Only the pictures are left out: repeat the rest of the entries exactly.
===== Data supplied
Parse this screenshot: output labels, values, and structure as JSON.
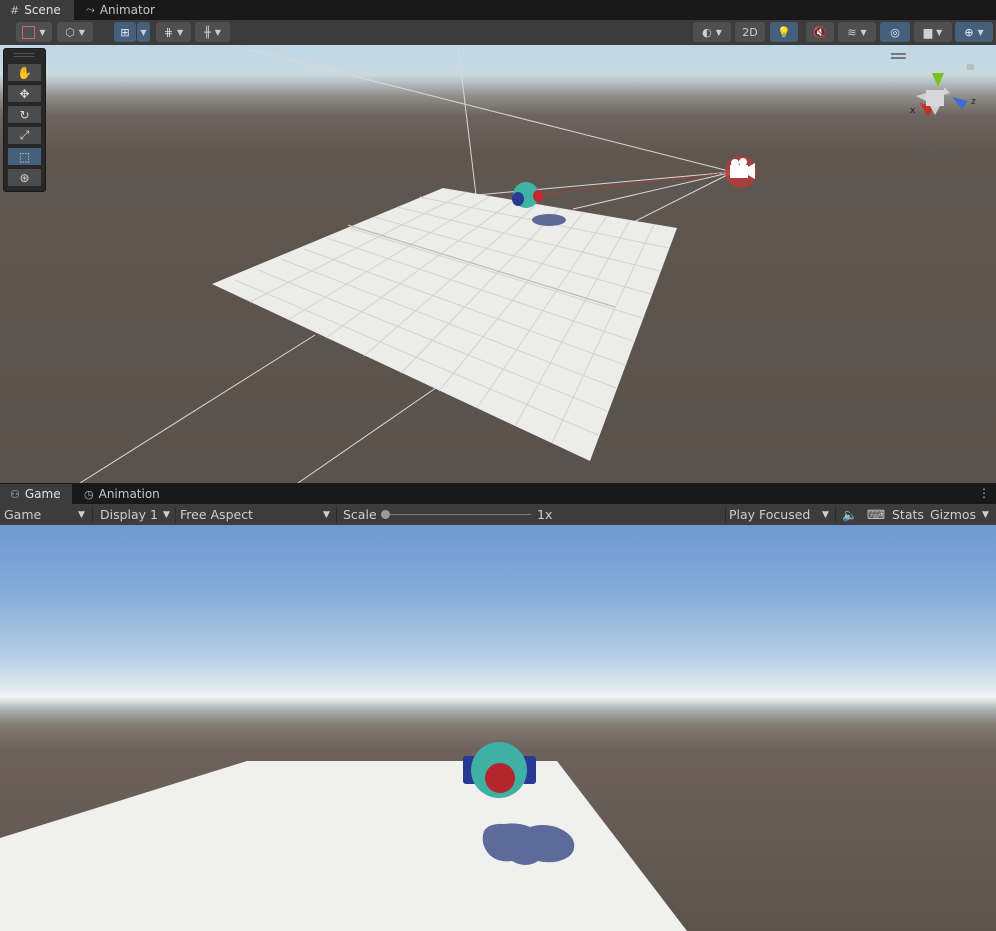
{
  "top_tabs": [
    {
      "label": "Scene",
      "icon": "grid-icon",
      "active": true
    },
    {
      "label": "Animator",
      "icon": "animator-icon",
      "active": false
    }
  ],
  "scene_toolbar": {
    "btn_2d": "2D",
    "accent": "#46607c"
  },
  "scene": {
    "persp_label": "Persp",
    "axis_x": "x",
    "axis_z": "z",
    "axis_y": "y"
  },
  "bottom_tabs": [
    {
      "label": "Game",
      "icon": "gamepad-icon",
      "active": true
    },
    {
      "label": "Animation",
      "icon": "clock-icon",
      "active": false
    }
  ],
  "game_toolbar": {
    "mode": "Game",
    "display": "Display 1",
    "aspect": "Free Aspect",
    "scale_label": "Scale",
    "scale_value": "1x",
    "scale_fraction": 0,
    "play_mode": "Play Focused",
    "stats": "Stats",
    "gizmos": "Gizmos"
  }
}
==========
- _Written answer_
Parse this screenshot: output labels, values, and structure as JSON.
{
  "top_tabs": [
    {
      "label": "Scene",
      "icon": "grid-icon",
      "active": true
    },
    {
      "label": "Animator",
      "icon": "animator-icon",
      "active": false
    }
  ],
  "scene_toolbar": {
    "btn_2d": "2D",
    "accent": "#46607c"
  },
  "scene": {
    "persp_label": "Persp",
    "axis_x": "x",
    "axis_z": "z",
    "axis_y": "y"
  },
  "bottom_tabs": [
    {
      "label": "Game",
      "icon": "gamepad-icon",
      "active": true
    },
    {
      "label": "Animation",
      "icon": "clock-icon",
      "active": false
    }
  ],
  "game_toolbar": {
    "mode": "Game",
    "display": "Display 1",
    "aspect": "Free Aspect",
    "scale_label": "Scale",
    "scale_value": "1x",
    "scale_fraction": 0,
    "play_mode": "Play Focused",
    "stats": "Stats",
    "gizmos": "Gizmos"
  }
}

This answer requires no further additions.